▶ **Goal**: From the listing below, pull out all lines with "xlabel" in them.

(Dataset rows)

┄┄┄┄┄┄┄┄┄┄┄┄┄┄┄┄┄┄┄┄

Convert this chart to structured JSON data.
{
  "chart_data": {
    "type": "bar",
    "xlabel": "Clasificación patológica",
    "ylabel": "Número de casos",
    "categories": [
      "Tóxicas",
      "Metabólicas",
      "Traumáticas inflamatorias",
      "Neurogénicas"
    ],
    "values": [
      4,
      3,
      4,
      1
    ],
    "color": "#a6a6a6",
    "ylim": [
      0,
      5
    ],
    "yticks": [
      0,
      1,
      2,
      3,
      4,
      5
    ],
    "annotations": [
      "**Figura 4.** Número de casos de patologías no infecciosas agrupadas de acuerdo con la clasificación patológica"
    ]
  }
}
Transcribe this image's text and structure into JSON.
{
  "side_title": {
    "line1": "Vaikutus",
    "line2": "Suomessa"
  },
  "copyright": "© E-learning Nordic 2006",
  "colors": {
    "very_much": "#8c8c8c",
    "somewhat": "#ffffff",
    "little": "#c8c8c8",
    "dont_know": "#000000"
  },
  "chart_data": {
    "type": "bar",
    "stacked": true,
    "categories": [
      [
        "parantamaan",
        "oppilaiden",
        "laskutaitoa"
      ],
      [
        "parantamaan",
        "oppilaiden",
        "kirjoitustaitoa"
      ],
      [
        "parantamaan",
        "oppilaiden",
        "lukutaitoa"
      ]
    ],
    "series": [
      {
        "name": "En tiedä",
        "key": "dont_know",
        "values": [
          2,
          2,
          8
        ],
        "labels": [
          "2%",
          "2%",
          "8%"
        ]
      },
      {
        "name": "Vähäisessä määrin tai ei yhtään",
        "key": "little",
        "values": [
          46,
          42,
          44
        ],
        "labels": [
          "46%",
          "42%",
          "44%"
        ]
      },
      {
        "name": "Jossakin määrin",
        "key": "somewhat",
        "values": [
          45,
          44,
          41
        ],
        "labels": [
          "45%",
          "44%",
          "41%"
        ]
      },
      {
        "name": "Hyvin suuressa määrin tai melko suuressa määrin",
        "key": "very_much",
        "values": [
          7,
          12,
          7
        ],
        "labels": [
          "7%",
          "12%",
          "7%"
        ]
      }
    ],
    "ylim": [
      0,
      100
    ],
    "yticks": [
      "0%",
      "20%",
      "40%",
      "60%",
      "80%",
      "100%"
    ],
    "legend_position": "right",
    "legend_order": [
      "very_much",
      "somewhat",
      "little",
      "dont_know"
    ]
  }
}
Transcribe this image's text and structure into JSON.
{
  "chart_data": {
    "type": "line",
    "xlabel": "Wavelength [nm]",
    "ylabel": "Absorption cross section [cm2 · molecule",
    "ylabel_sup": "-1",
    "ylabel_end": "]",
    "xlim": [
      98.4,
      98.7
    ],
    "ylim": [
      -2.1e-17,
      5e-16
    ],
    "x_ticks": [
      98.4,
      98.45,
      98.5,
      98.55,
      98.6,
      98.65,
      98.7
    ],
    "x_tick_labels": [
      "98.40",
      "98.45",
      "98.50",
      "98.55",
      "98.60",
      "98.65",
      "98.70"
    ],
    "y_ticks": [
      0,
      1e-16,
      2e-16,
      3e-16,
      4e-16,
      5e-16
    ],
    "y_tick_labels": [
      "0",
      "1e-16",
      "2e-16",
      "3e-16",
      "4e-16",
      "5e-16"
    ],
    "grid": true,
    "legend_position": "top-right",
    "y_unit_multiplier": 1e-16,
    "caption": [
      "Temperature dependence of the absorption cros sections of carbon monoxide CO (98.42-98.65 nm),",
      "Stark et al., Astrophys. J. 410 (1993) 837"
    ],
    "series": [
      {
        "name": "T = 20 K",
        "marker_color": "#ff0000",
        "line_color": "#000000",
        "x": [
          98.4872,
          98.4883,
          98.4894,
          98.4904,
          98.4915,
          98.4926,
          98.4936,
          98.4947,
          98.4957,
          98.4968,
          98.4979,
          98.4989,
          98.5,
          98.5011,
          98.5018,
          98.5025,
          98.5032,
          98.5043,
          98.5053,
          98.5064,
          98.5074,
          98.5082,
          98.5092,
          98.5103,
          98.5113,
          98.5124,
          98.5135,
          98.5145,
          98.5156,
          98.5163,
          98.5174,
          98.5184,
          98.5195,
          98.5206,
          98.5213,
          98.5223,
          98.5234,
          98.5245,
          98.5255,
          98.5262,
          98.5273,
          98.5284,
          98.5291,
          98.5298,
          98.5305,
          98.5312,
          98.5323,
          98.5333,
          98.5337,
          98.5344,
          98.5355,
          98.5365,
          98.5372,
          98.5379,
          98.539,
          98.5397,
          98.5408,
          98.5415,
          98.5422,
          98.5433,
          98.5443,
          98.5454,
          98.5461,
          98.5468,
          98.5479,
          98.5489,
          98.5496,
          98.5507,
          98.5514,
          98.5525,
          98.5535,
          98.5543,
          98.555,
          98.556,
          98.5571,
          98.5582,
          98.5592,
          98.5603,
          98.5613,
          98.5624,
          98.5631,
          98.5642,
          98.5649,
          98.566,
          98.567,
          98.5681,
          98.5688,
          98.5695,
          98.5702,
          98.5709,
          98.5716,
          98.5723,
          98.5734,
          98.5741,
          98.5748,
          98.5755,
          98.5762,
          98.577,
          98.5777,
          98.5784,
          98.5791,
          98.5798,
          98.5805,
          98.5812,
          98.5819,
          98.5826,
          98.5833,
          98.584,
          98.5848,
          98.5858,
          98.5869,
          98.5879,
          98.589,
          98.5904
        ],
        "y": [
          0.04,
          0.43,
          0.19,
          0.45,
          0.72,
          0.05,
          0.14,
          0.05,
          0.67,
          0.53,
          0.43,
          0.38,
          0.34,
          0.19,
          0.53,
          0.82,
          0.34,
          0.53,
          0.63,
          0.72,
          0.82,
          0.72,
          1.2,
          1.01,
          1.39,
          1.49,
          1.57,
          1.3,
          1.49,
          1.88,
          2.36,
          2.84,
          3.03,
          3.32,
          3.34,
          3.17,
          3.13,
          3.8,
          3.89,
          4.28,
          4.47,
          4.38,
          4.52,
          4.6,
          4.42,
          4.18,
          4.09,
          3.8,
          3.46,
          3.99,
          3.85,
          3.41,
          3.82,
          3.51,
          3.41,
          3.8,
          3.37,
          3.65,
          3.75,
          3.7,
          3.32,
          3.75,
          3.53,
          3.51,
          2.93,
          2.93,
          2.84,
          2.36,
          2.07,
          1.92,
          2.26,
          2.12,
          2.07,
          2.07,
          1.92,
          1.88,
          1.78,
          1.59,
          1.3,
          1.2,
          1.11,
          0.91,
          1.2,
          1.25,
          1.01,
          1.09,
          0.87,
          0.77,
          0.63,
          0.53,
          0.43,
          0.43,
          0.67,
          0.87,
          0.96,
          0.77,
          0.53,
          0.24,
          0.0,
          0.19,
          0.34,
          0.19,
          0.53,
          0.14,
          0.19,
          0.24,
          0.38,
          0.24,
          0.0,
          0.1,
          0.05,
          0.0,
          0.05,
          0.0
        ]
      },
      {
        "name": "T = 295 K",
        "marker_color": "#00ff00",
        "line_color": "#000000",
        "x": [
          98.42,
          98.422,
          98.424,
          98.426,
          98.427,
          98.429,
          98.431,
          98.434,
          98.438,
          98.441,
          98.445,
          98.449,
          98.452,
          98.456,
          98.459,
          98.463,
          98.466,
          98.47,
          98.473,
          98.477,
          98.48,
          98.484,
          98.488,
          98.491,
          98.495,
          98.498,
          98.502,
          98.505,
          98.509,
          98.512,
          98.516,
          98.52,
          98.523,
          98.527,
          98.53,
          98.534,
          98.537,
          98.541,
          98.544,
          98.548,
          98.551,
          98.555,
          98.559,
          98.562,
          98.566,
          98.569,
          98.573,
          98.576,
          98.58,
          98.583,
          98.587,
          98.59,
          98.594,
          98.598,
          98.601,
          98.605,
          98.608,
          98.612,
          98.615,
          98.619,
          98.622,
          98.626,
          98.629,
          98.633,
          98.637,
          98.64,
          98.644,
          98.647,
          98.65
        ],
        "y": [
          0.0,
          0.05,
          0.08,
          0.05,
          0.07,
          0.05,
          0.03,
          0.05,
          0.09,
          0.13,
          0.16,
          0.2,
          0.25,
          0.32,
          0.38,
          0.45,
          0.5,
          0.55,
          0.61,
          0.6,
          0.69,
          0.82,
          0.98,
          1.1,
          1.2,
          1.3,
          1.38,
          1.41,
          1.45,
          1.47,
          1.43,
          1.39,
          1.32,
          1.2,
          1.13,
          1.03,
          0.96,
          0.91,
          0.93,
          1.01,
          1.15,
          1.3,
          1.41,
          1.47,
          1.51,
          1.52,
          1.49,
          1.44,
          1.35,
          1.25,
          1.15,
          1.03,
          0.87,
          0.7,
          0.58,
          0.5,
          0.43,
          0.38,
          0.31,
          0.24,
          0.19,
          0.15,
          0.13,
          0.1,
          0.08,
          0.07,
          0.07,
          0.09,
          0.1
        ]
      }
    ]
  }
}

┄┄┄┄┄┄┄┄┄┄┄┄┄┄┄┄┄┄┄┄

▶ **Output**:
    "xlabel": "Clasificación patológica",
    "xlabel": "Wavelength [nm]",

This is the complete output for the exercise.